§ Your objective:
All entries must be extracted exactly, with nothing added or dropped.

.....

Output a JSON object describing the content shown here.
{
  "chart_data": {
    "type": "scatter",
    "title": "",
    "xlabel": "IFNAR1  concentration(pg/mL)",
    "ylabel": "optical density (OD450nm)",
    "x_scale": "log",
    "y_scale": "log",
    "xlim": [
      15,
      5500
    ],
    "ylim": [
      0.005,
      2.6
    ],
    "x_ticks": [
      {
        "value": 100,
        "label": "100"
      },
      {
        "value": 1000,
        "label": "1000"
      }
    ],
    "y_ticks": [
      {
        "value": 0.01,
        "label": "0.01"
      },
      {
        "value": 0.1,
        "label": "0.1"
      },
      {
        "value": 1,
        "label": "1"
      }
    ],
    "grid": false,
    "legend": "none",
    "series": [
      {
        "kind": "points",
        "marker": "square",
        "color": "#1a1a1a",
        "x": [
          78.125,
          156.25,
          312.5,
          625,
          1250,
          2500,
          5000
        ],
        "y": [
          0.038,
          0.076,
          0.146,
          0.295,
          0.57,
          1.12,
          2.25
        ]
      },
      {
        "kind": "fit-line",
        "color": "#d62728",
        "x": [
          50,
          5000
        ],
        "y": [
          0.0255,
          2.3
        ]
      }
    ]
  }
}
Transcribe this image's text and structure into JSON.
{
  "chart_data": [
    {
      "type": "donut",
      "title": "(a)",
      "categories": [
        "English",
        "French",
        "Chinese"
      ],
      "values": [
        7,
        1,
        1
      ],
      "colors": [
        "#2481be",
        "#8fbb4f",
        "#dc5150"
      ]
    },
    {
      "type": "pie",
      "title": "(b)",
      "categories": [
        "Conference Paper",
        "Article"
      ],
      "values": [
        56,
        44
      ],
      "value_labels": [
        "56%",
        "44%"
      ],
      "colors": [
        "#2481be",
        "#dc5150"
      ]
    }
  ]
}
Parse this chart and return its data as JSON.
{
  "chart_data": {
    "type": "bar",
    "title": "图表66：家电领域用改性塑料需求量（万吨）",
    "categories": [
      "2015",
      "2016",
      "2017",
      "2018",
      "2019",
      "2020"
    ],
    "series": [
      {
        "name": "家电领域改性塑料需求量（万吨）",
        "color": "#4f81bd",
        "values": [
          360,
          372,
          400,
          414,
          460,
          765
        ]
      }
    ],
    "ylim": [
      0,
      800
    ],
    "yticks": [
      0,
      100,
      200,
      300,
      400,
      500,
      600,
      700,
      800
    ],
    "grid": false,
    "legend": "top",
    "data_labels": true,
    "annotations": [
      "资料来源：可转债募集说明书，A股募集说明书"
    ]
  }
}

.....

§ Exercise answer:
Output a JSON object describing the content shown here.
{
  "chart_data": {
    "type": "scatter",
    "title": "",
    "xlabel": "IFNAR1  concentration(pg/mL)",
    "ylabel": "optical density (OD450nm)",
    "x_scale": "log",
    "y_scale": "log",
    "xlim": [
      15,
      5500
    ],
    "ylim": [
      0.005,
      2.6
    ],
    "x_ticks": [
      {
        "value": 100,
        "label": "100"
      },
      {
        "value": 1000,
        "label": "1000"
      }
    ],
    "y_ticks": [
      {
        "value": 0.01,
        "label": "0.01"
      },
      {
        "value": 0.1,
        "label": "0.1"
      },
      {
        "value": 1,
        "label": "1"
      }
    ],
    "grid": false,
    "legend": "none",
    "series": [
      {
        "kind": "points",
        "marker": "square",
        "color": "#1a1a1a",
        "x": [
          78.125,
          156.25,
          312.5,
          625,
          1250,
          2500,
          5000
        ],
        "y": [
          0.038,
          0.076,
          0.146,
          0.295,
          0.57,
          1.12,
          2.25
        ]
      },
      {
        "kind": "fit-line",
        "color": "#d62728",
        "x": [
          50,
          5000
        ],
        "y": [
          0.0255,
          2.3
        ]
      }
    ]
  }
}
Transcribe this image's text and structure into JSON.
{
  "chart_data": [
    {
      "type": "donut",
      "title": "(a)",
      "categories": [
        "English",
        "French",
        "Chinese"
      ],
      "values": [
        7,
        1,
        1
      ],
      "colors": [
        "#2481be",
        "#8fbb4f",
        "#dc5150"
      ]
    },
    {
      "type": "pie",
      "title": "(b)",
      "categories": [
        "Conference Paper",
        "Article"
      ],
      "values": [
        56,
        44
      ],
      "value_labels": [
        "56%",
        "44%"
      ],
      "colors": [
        "#2481be",
        "#dc5150"
      ]
    }
  ]
}
Parse this chart and return its data as JSON.
{
  "chart_data": {
    "type": "bar",
    "title": "图表66：家电领域用改性塑料需求量（万吨）",
    "categories": [
      "2015",
      "2016",
      "2017",
      "2018",
      "2019",
      "2020"
    ],
    "series": [
      {
        "name": "家电领域改性塑料需求量（万吨）",
        "color": "#4f81bd",
        "values": [
          360,
          372,
          400,
          414,
          460,
          765
        ]
      }
    ],
    "ylim": [
      0,
      800
    ],
    "yticks": [
      0,
      100,
      200,
      300,
      400,
      500,
      600,
      700,
      800
    ],
    "grid": false,
    "legend": "top",
    "data_labels": true,
    "annotations": [
      "资料来源：可转债募集说明书，A股募集说明书"
    ]
  }
}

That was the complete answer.